[Dataset records]
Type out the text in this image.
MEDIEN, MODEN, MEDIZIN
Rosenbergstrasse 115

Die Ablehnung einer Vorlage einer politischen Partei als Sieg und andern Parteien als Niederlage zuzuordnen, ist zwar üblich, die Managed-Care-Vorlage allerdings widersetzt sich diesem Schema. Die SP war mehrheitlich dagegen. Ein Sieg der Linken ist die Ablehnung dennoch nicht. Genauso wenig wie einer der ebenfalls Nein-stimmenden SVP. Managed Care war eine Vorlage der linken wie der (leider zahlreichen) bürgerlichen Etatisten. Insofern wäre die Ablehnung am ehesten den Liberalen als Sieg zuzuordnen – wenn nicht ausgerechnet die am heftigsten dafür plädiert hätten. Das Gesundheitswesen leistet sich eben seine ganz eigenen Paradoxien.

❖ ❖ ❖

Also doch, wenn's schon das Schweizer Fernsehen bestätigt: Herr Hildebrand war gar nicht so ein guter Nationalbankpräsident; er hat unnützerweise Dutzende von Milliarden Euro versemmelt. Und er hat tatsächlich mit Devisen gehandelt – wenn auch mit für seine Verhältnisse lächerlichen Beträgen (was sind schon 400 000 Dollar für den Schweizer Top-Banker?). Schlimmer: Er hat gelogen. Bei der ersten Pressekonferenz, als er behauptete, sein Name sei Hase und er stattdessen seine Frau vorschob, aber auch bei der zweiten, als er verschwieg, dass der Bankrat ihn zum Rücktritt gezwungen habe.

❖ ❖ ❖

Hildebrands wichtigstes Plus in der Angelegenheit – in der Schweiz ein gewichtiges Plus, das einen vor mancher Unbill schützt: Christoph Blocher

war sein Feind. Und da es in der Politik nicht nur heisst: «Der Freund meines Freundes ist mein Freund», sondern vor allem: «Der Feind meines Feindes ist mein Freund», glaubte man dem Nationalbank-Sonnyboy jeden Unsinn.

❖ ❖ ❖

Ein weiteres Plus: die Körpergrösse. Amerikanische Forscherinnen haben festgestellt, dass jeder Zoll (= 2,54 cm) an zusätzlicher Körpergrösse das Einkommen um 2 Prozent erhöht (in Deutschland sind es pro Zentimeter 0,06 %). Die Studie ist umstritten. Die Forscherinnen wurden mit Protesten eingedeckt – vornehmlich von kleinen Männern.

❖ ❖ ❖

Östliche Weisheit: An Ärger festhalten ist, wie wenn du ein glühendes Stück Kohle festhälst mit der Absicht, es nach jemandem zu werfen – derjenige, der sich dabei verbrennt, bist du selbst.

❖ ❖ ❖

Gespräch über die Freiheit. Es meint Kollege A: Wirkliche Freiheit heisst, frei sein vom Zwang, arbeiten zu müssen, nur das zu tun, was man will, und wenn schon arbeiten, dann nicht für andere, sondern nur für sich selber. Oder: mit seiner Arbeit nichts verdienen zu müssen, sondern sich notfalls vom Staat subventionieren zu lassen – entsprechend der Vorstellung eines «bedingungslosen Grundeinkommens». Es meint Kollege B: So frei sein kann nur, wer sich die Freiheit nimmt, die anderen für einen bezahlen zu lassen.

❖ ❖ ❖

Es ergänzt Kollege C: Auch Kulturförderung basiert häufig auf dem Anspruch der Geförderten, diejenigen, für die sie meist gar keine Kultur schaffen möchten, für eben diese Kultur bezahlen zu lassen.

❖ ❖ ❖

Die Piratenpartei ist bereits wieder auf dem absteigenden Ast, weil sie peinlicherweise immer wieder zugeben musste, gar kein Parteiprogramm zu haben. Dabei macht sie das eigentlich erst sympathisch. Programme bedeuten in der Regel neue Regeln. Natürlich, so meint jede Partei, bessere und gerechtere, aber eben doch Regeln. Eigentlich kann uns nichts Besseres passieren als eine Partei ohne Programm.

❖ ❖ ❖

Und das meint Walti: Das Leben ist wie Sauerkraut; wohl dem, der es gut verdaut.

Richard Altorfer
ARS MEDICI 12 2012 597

Written problem. Show all lines in the entries above where the word "Plus" appears.

Exercise output.
Hildebrands wichtigstes Plus in der Angelegenheit – in der Schweiz ein gewichtiges Plus, das einen vor mancher Unbill schützt: Christoph Blocher
Ein weiteres Plus: die Körpergrösse. Amerikanische Forscherinnen haben festgestellt, dass jeder Zoll (= 2,54 cm) an zusätzlicher Körpergrösse das Einkommen um 2 Prozent erhöht (in Deutschland sind es pro Zentimeter 0,06 %). Die Studie ist umstritten. Die Forscherinnen wurden mit Protesten eingedeckt – vornehmlich von kleinen Männern.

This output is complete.